### WHAT THE TASK REQUIRES
Return all lines from the listing below in which the string "нахождения" occurs.

### DATA TO USE
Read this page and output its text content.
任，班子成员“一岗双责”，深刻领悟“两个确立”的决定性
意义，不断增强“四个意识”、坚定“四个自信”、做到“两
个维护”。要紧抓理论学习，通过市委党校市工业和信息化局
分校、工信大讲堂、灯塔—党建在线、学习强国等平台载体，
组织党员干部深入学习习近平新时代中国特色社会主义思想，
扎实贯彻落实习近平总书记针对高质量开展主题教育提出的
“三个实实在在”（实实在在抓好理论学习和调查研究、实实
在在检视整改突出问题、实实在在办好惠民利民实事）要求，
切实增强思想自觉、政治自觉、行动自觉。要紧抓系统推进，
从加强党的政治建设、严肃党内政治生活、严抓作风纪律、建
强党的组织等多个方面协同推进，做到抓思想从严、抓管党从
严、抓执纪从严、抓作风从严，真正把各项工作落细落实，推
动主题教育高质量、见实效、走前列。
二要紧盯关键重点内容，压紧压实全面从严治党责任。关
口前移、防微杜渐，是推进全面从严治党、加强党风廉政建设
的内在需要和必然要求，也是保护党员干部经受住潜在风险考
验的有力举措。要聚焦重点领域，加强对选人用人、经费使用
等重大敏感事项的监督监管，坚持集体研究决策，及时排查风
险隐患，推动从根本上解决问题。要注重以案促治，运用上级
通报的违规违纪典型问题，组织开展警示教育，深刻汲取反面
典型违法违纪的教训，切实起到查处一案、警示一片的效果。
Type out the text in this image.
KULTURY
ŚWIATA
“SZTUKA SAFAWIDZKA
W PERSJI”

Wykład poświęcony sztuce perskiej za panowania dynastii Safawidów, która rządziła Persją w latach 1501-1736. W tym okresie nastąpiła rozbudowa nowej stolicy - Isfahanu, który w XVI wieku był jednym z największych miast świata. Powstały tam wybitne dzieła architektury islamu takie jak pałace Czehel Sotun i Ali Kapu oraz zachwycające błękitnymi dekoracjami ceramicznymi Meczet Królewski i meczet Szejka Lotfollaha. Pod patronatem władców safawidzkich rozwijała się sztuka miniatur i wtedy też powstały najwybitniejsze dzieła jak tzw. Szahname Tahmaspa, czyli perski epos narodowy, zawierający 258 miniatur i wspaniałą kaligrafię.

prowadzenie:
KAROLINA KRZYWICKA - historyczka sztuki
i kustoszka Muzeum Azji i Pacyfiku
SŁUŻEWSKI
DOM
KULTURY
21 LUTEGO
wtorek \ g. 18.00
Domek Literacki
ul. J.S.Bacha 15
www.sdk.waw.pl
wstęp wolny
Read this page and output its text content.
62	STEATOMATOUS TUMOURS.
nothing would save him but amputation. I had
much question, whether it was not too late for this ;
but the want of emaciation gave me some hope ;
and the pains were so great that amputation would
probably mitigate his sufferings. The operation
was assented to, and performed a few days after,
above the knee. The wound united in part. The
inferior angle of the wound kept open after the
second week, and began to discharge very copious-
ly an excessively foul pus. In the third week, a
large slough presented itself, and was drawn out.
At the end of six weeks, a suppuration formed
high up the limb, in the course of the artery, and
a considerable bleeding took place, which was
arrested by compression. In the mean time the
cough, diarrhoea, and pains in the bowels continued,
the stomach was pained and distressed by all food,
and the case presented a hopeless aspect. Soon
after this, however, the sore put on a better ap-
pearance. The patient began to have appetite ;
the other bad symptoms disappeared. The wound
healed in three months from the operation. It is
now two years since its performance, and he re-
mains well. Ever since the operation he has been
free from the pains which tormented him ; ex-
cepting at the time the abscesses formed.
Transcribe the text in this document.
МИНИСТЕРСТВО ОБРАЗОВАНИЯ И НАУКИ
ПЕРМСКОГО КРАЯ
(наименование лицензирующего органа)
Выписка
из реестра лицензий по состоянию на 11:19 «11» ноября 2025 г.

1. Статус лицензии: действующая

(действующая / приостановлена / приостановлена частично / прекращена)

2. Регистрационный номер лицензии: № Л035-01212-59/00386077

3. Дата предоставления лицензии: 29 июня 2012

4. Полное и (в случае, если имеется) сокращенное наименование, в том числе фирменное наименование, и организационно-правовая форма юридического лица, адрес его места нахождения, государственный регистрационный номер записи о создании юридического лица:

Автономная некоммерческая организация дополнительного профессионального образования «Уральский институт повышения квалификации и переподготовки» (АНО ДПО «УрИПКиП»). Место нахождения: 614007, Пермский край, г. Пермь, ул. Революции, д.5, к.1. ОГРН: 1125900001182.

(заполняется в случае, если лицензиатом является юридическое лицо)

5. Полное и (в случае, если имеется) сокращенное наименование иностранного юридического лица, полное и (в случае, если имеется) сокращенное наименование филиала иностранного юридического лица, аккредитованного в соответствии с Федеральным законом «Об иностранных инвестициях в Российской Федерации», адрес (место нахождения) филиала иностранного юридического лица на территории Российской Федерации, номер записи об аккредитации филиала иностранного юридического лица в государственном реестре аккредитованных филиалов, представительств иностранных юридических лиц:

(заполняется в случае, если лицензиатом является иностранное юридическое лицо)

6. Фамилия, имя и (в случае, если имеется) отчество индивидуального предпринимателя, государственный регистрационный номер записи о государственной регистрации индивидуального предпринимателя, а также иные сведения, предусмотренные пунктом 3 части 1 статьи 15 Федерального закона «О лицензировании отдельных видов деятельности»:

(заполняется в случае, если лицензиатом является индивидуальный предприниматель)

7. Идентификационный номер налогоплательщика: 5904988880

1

### PROBLEM SOLUTION
4. Полное и (в случае, если имеется) сокращенное наименование, в том числе фирменное наименование, и организационно-правовая форма юридического лица, адрес его места нахождения, государственный регистрационный номер записи о создании юридического лица:
Автономная некоммерческая организация дополнительного профессионального образования «Уральский институт повышения квалификации и переподготовки» (АНО ДПО «УрИПКиП»). Место нахождения: 614007, Пермский край, г. Пермь, ул. Революции, д.5, к.1. ОГРН: 1125900001182.
5. Полное и (в случае, если имеется) сокращенное наименование иностранного юридического лица, полное и (в случае, если имеется) сокращенное наименование филиала иностранного юридического лица, аккредитованного в соответствии с Федеральным законом «Об иностранных инвестициях в Российской Федерации», адрес (место нахождения) филиала иностранного юридического лица на территории Российской Федерации, номер записи об аккредитации филиала иностранного юридического лица в государственном реестре аккредитованных филиалов, представительств иностранных юридических лиц:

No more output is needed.